> **Collected data**:
———
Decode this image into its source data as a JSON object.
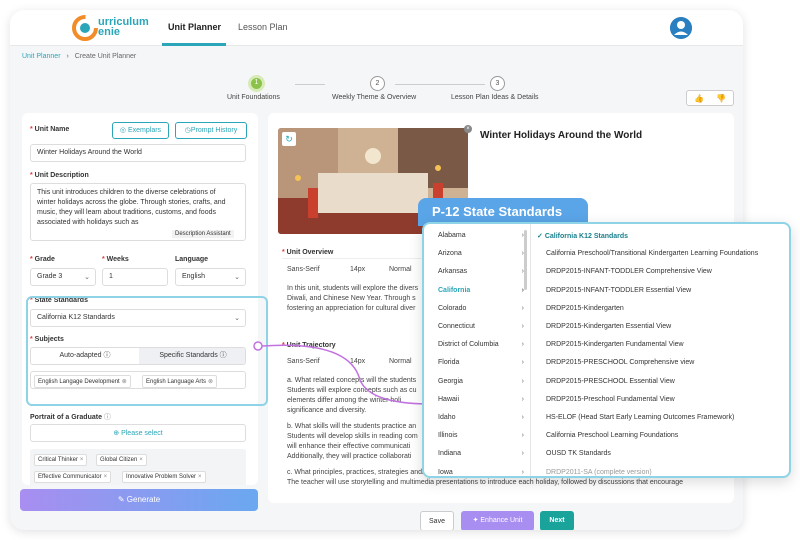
{
  "app": {
    "logo_text_1": "urriculum",
    "logo_text_2": "enie",
    "tabs": [
      "Unit Planner",
      "Lesson Plan"
    ]
  },
  "breadcrumb": {
    "root": "Unit Planner",
    "sep": "›",
    "current": "Create Unit Planner"
  },
  "steps": [
    {
      "num": "1",
      "label": "Unit Foundations"
    },
    {
      "num": "2",
      "label": "Weekly Theme & Overview"
    },
    {
      "num": "3",
      "label": "Lesson Plan Ideas & Details"
    }
  ],
  "left": {
    "unit_name_label": "Unit Name",
    "exemplars": "Exemplars",
    "prompt_history": "Prompt History",
    "unit_name_value": "Winter Holidays Around the World",
    "unit_desc_label": "Unit Description",
    "unit_desc_value": "This unit introduces children to the diverse celebrations of winter holidays across the globe. Through stories, crafts, and music, they will learn about traditions, customs, and foods associated with holidays such as",
    "desc_assistant": "Description Assistant",
    "grade_label": "Grade",
    "grade_value": "Grade 3",
    "weeks_label": "Weeks",
    "weeks_value": "1",
    "language_label": "Language",
    "language_value": "English",
    "state_label": "State Standards",
    "state_value": "California K12 Standards",
    "subjects_label": "Subjects",
    "auto_adapted": "Auto-adapted",
    "specific_standards": "Specific Standards",
    "subject_chips": [
      "English Langage Development",
      "English Language Arts"
    ],
    "portrait_label": "Portrait of a Graduate",
    "please_select": "Please select",
    "portrait_chips": [
      "Critical Thinker",
      "Global Citizen",
      "Effective Communicator",
      "Innovative Problem Solver"
    ],
    "generate": "Generate"
  },
  "main": {
    "title": "Winter Holidays Around the World",
    "overview_label": "Unit Overview",
    "font": "Sans-Serif",
    "size": "14px",
    "style": "Normal",
    "overview_lines": [
      "In this unit, students will explore the divers",
      "Diwali, and Chinese New Year. Through s",
      "fostering an appreciation for cultural diver"
    ],
    "trajectory_label": "Unit Trajectory",
    "traj_lines": [
      "a. What related concepts will the students",
      "Students will explore concepts such as cu",
      "elements differ among the winter holi",
      "significance and diversity.",
      "",
      "b. What skills will the students practice an",
      "Students will develop skills in reading com",
      "will enhance their effective communicati",
      "Additionally, they will practice collaborati",
      "",
      "c. What principles, practices, strategies and/or approaches will the teacher use?",
      "The teacher will use storytelling and multimedia presentations to introduce each holiday, followed by discussions that encourage"
    ],
    "save": "Save",
    "enhance": "Enhance Unit",
    "next": "Next"
  },
  "popup": {
    "title": "P-12 State Standards",
    "states": [
      "Alabama",
      "Arizona",
      "Arkansas",
      "California",
      "Colorado",
      "Connecticut",
      "District of Columbia",
      "Florida",
      "Georgia",
      "Hawaii",
      "Idaho",
      "Illinois",
      "Indiana",
      "Iowa"
    ],
    "selected_state": "California",
    "standards": [
      "California K12 Standards",
      "California Preschool/Transitional Kindergarten Learning Foundations",
      "DRDP2015-INFANT-TODDLER Comprehensive View",
      "DRDP2015-INFANT-TODDLER Essential View",
      "DRDP2015-Kindergarten",
      "DRDP2015-Kindergarten Essential View",
      "DRDP2015-Kindergarten Fundamental View",
      "DRDP2015-PRESCHOOL Comprehensive view",
      "DRDP2015-PRESCHOOL Essential View",
      "DRDP2015-Preschool Fundamental View",
      "HS-ELOF (Head Start Early Learning Outcomes Framework)",
      "California Preschool Learning Foundations",
      "OUSD TK Standards",
      "DRDP2011-SA (complete version)"
    ]
  }
}
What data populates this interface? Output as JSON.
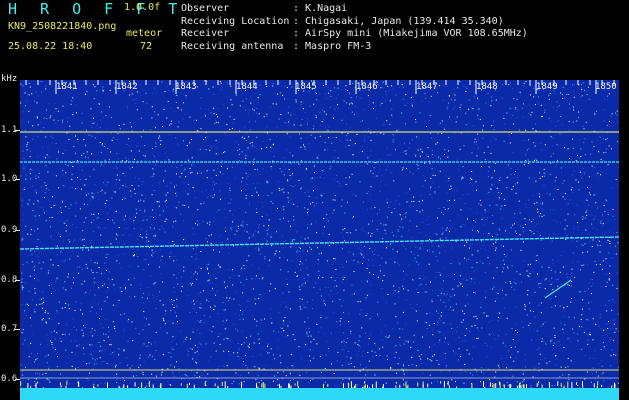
{
  "app": {
    "name": "H R O F F T",
    "version": "1.0.0f",
    "filename": "KN9_2508221840.png",
    "mode": "meteor",
    "datetime": "25.08.22 18:40",
    "count": "72"
  },
  "info": [
    {
      "key": "Observer",
      "value": ": K.Nagai"
    },
    {
      "key": "Receiving Location",
      "value": ": Chigasaki, Japan (139.414 35.340)"
    },
    {
      "key": "Receiver",
      "value": ": AirSpy mini (Miakejima VOR 108.65MHz)"
    },
    {
      "key": "Receiving antenna",
      "value": ": Maspro FM-3"
    }
  ],
  "axis": {
    "y_unit": "kHz",
    "y_ticks": [
      "1.1",
      "1.0",
      "0.9",
      "0.8",
      "0.7",
      "0.6"
    ],
    "x_ticks": [
      "1841",
      "1842",
      "1843",
      "1844",
      "1845",
      "1846",
      "1847",
      "1848",
      "1849",
      "1850"
    ]
  },
  "colors": {
    "background": "#0a2aa8",
    "line_yellow": "#d8e070",
    "line_cyan": "#40e8e8",
    "noise_white": "#ffffff",
    "noise_cyan": "#3ce0ff"
  }
}
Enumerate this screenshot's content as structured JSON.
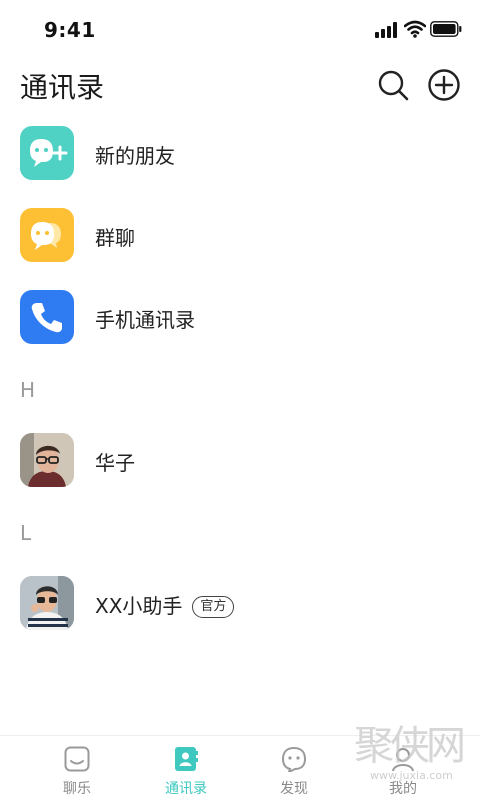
{
  "status_bar": {
    "time": "9:41"
  },
  "header": {
    "title": "通讯录"
  },
  "entries": [
    {
      "label": "新的朋友",
      "icon": "add-friend-icon",
      "color": "#4fd2c4"
    },
    {
      "label": "群聊",
      "icon": "group-chat-icon",
      "color": "#fdbf33"
    },
    {
      "label": "手机通讯录",
      "icon": "phone-icon",
      "color": "#2e7bf2"
    }
  ],
  "sections": [
    {
      "letter": "H",
      "contacts": [
        {
          "name": "华子"
        }
      ]
    },
    {
      "letter": "L",
      "contacts": [
        {
          "name": "XX小助手",
          "badge": "官方"
        }
      ]
    }
  ],
  "tabs": [
    {
      "label": "聊乐",
      "icon": "chat-icon"
    },
    {
      "label": "通讯录",
      "icon": "contacts-icon",
      "active": true
    },
    {
      "label": "发现",
      "icon": "discover-icon"
    },
    {
      "label": "我的",
      "icon": "profile-icon"
    }
  ],
  "watermark": {
    "text": "聚侠网",
    "url": "www.juxia.com"
  },
  "colors": {
    "accent": "#3ec8c0",
    "section_text": "#9a9a9a"
  }
}
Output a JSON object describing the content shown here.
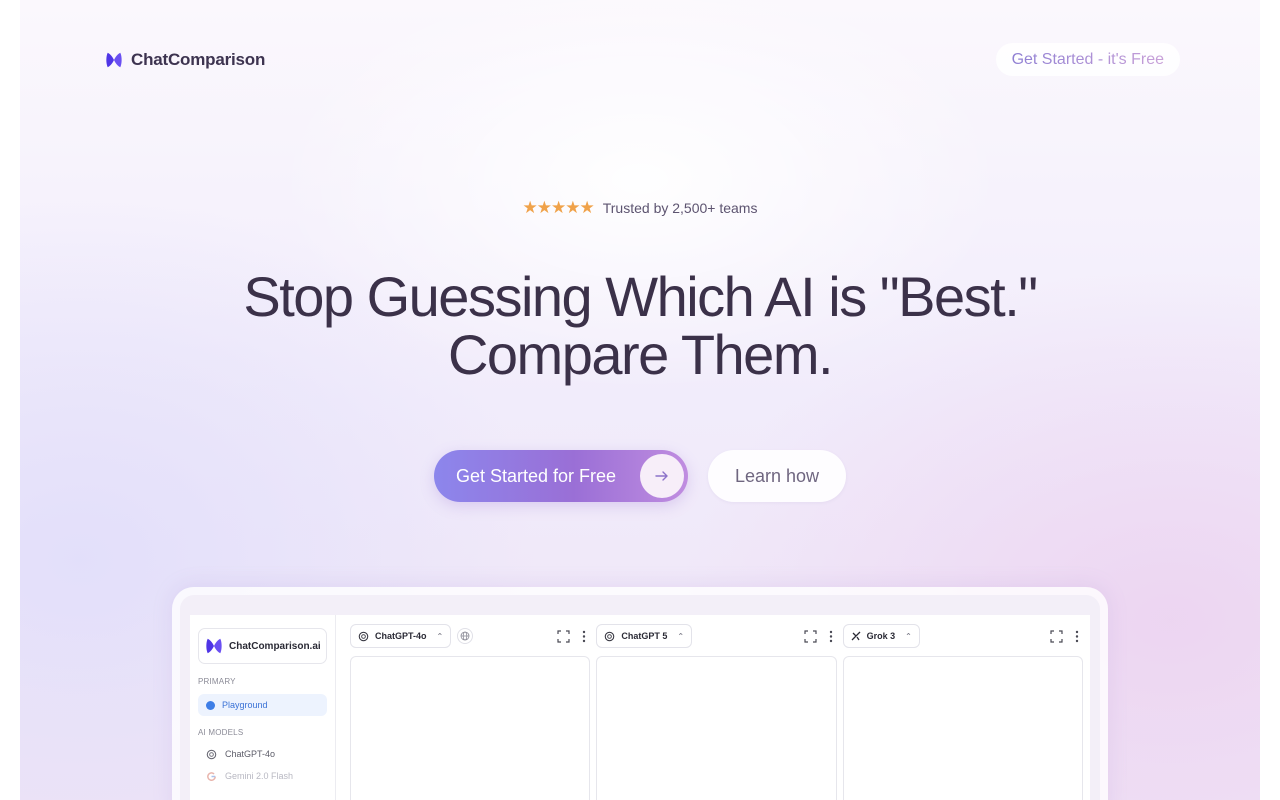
{
  "colors": {
    "accent": "#5b3df5",
    "headline": "#3b3149",
    "star": "#f0a24a",
    "playground_active": "#3a72d6"
  },
  "header": {
    "logo_text": "ChatComparison",
    "cta_label": "Get Started - it's Free"
  },
  "trust": {
    "stars": "★★★★★",
    "rating": 5,
    "text": "Trusted by 2,500+ teams"
  },
  "hero": {
    "headline_line1": "Stop Guessing Which AI is \"Best.\"",
    "headline_line2": "Compare Them."
  },
  "buttons": {
    "primary_label": "Get Started for Free",
    "primary_icon": "arrow-right-icon",
    "secondary_label": "Learn how"
  },
  "app_preview": {
    "brand": "ChatComparison.ai",
    "sidebar": {
      "primary_section": "PRIMARY",
      "active_item": "Playground",
      "models_section": "AI MODELS",
      "models": [
        {
          "label": "ChatGPT-4o",
          "icon": "openai-icon"
        },
        {
          "label": "Gemini 2.0 Flash",
          "icon": "google-icon"
        }
      ]
    },
    "panels": [
      {
        "model": "ChatGPT-4o",
        "icon": "openai-icon",
        "has_globe": true
      },
      {
        "model": "ChatGPT 5",
        "icon": "openai-icon",
        "has_globe": false
      },
      {
        "model": "Grok 3",
        "icon": "grok-icon",
        "has_globe": false
      }
    ]
  }
}
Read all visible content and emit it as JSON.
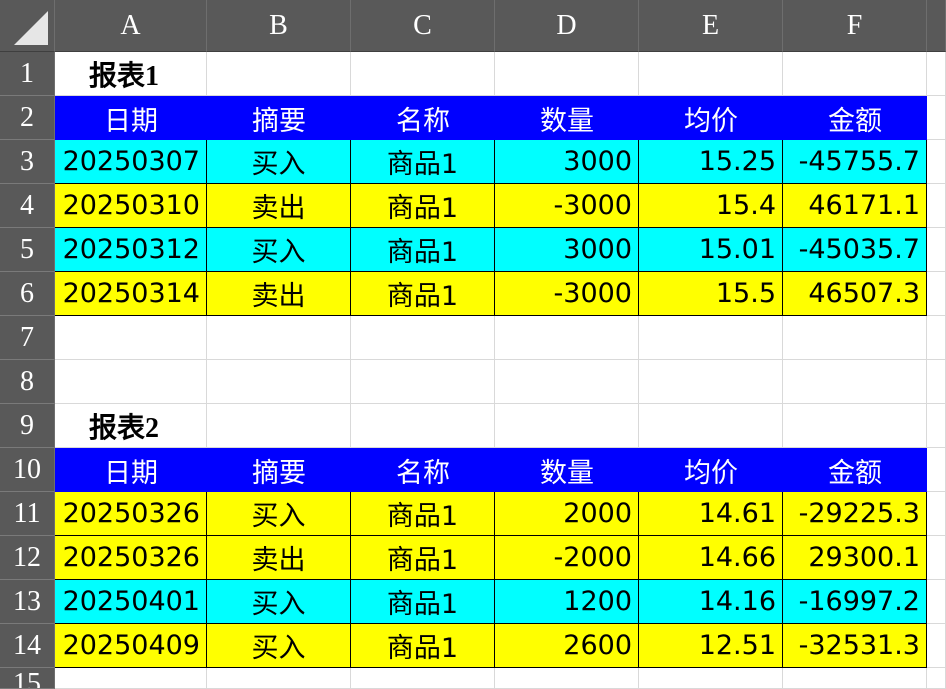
———
> **WORK INSTRUCTIONS**: Reproduce the listing above exactly, excluding all pictures.

> **RESULT**:
Decode this image into its source data as a JSON object.
{
  "app": {
    "logo_text_1": "urriculum",
    "logo_text_2": "enie",
    "tabs": [
      "Unit Planner",
      "Lesson Plan"
    ]
  },
  "breadcrumb": {
    "root": "Unit Planner",
    "sep": "›",
    "current": "Create Unit Planner"
  },
  "steps": [
    {
      "num": "1",
      "label": "Unit Foundations"
    },
    {
      "num": "2",
      "label": "Weekly Theme & Overview"
    },
    {
      "num": "3",
      "label": "Lesson Plan Ideas & Details"
    }
  ],
  "left": {
    "unit_name_label": "Unit Name",
    "exemplars": "Exemplars",
    "prompt_history": "Prompt History",
    "unit_name_value": "Winter Holidays Around the World",
    "unit_desc_label": "Unit Description",
    "unit_desc_value": "This unit introduces children to the diverse celebrations of winter holidays across the globe. Through stories, crafts, and music, they will learn about traditions, customs, and foods associated with holidays such as",
    "desc_assistant": "Description Assistant",
    "grade_label": "Grade",
    "grade_value": "Grade 3",
    "weeks_label": "Weeks",
    "weeks_value": "1",
    "language_label": "Language",
    "language_value": "English",
    "state_label": "State Standards",
    "state_value": "California K12 Standards",
    "subjects_label": "Subjects",
    "auto_adapted": "Auto-adapted",
    "specific_standards": "Specific Standards",
    "subject_chips": [
      "English Langage Development",
      "English Language Arts"
    ],
    "portrait_label": "Portrait of a Graduate",
    "please_select": "Please select",
    "portrait_chips": [
      "Critical Thinker",
      "Global Citizen",
      "Effective Communicator",
      "Innovative Problem Solver"
    ],
    "generate": "Generate"
  },
  "main": {
    "title": "Winter Holidays Around the World",
    "overview_label": "Unit Overview",
    "font": "Sans-Serif",
    "size": "14px",
    "style": "Normal",
    "overview_lines": [
      "In this unit, students will explore the divers",
      "Diwali, and Chinese New Year. Through s",
      "fostering an appreciation for cultural diver"
    ],
    "trajectory_label": "Unit Trajectory",
    "traj_lines": [
      "a. What related concepts will the students",
      "Students will explore concepts such as cu",
      "elements differ among the winter holi",
      "significance and diversity.",
      "",
      "b. What skills will the students practice an",
      "Students will develop skills in reading com",
      "will enhance their effective communicati",
      "Additionally, they will practice collaborati",
      "",
      "c. What principles, practices, strategies and/or approaches will the teacher use?",
      "The teacher will use storytelling and multimedia presentations to introduce each holiday, followed by discussions that encourage"
    ],
    "save": "Save",
    "enhance": "Enhance Unit",
    "next": "Next"
  },
  "popup": {
    "title": "P-12 State Standards",
    "states": [
      "Alabama",
      "Arizona",
      "Arkansas",
      "California",
      "Colorado",
      "Connecticut",
      "District of Columbia",
      "Florida",
      "Georgia",
      "Hawaii",
      "Idaho",
      "Illinois",
      "Indiana",
      "Iowa"
    ],
    "selected_state": "California",
    "standards": [
      "California K12 Standards",
      "California Preschool/Transitional Kindergarten Learning Foundations",
      "DRDP2015-INFANT-TODDLER Comprehensive View",
      "DRDP2015-INFANT-TODDLER Essential View",
      "DRDP2015-Kindergarten",
      "DRDP2015-Kindergarten Essential View",
      "DRDP2015-Kindergarten Fundamental View",
      "DRDP2015-PRESCHOOL Comprehensive view",
      "DRDP2015-PRESCHOOL Essential View",
      "DRDP2015-Preschool Fundamental View",
      "HS-ELOF (Head Start Early Learning Outcomes Framework)",
      "California Preschool Learning Foundations",
      "OUSD TK Standards",
      "DRDP2011-SA (complete version)"
    ]
  }
}
What data populates this interface? Output as JSON.
{
  "app": {
    "name": "H R O F F T",
    "version": "1.0.0f",
    "filename": "KN9_2508221840.png",
    "mode": "meteor",
    "datetime": "25.08.22 18:40",
    "count": "72"
  },
  "info": [
    {
      "key": "Observer",
      "value": ": K.Nagai"
    },
    {
      "key": "Receiving Location",
      "value": ": Chigasaki, Japan (139.414 35.340)"
    },
    {
      "key": "Receiver",
      "value": ": AirSpy mini (Miakejima VOR 108.65MHz)"
    },
    {
      "key": "Receiving antenna",
      "value": ": Maspro FM-3"
    }
  ],
  "axis": {
    "y_unit": "kHz",
    "y_ticks": [
      "1.1",
      "1.0",
      "0.9",
      "0.8",
      "0.7",
      "0.6"
    ],
    "x_ticks": [
      "1841",
      "1842",
      "1843",
      "1844",
      "1845",
      "1846",
      "1847",
      "1848",
      "1849",
      "1850"
    ]
  },
  "colors": {
    "background": "#0a2aa8",
    "line_yellow": "#d8e070",
    "line_cyan": "#40e8e8",
    "noise_white": "#ffffff",
    "noise_cyan": "#3ce0ff"
  }
}
Enumerate this screenshot's content as structured JSON.
{
  "status_bar": {
    "time": "9:41"
  },
  "header": {
    "title": "通讯录"
  },
  "entries": [
    {
      "label": "新的朋友",
      "icon": "add-friend-icon",
      "color": "#4fd2c4"
    },
    {
      "label": "群聊",
      "icon": "group-chat-icon",
      "color": "#fdbf33"
    },
    {
      "label": "手机通讯录",
      "icon": "phone-icon",
      "color": "#2e7bf2"
    }
  ],
  "sections": [
    {
      "letter": "H",
      "contacts": [
        {
          "name": "华子"
        }
      ]
    },
    {
      "letter": "L",
      "contacts": [
        {
          "name": "XX小助手",
          "badge": "官方"
        }
      ]
    }
  ],
  "tabs": [
    {
      "label": "聊乐",
      "icon": "chat-icon"
    },
    {
      "label": "通讯录",
      "icon": "contacts-icon",
      "active": true
    },
    {
      "label": "发现",
      "icon": "discover-icon"
    },
    {
      "label": "我的",
      "icon": "profile-icon"
    }
  ],
  "watermark": {
    "text": "聚侠网",
    "url": "www.juxia.com"
  },
  "colors": {
    "accent": "#3ec8c0",
    "section_text": "#9a9a9a"
  }
}
Output a JSON object describing the content shown here.
{
  "colors": {
    "accent": "#5b3df5",
    "headline": "#3b3149",
    "star": "#f0a24a",
    "playground_active": "#3a72d6"
  },
  "header": {
    "logo_text": "ChatComparison",
    "cta_label": "Get Started - it's Free"
  },
  "trust": {
    "stars": "★★★★★",
    "rating": 5,
    "text": "Trusted by 2,500+ teams"
  },
  "hero": {
    "headline_line1": "Stop Guessing Which AI is \"Best.\"",
    "headline_line2": "Compare Them."
  },
  "buttons": {
    "primary_label": "Get Started for Free",
    "primary_icon": "arrow-right-icon",
    "secondary_label": "Learn how"
  },
  "app_preview": {
    "brand": "ChatComparison.ai",
    "sidebar": {
      "primary_section": "PRIMARY",
      "active_item": "Playground",
      "models_section": "AI MODELS",
      "models": [
        {
          "label": "ChatGPT-4o",
          "icon": "openai-icon"
        },
        {
          "label": "Gemini 2.0 Flash",
          "icon": "google-icon"
        }
      ]
    },
    "panels": [
      {
        "model": "ChatGPT-4o",
        "icon": "openai-icon",
        "has_globe": true
      },
      {
        "model": "ChatGPT 5",
        "icon": "openai-icon",
        "has_globe": false
      },
      {
        "model": "Grok 3",
        "icon": "grok-icon",
        "has_globe": false
      }
    ]
  }
}
Read all visible content and emit it as JSON.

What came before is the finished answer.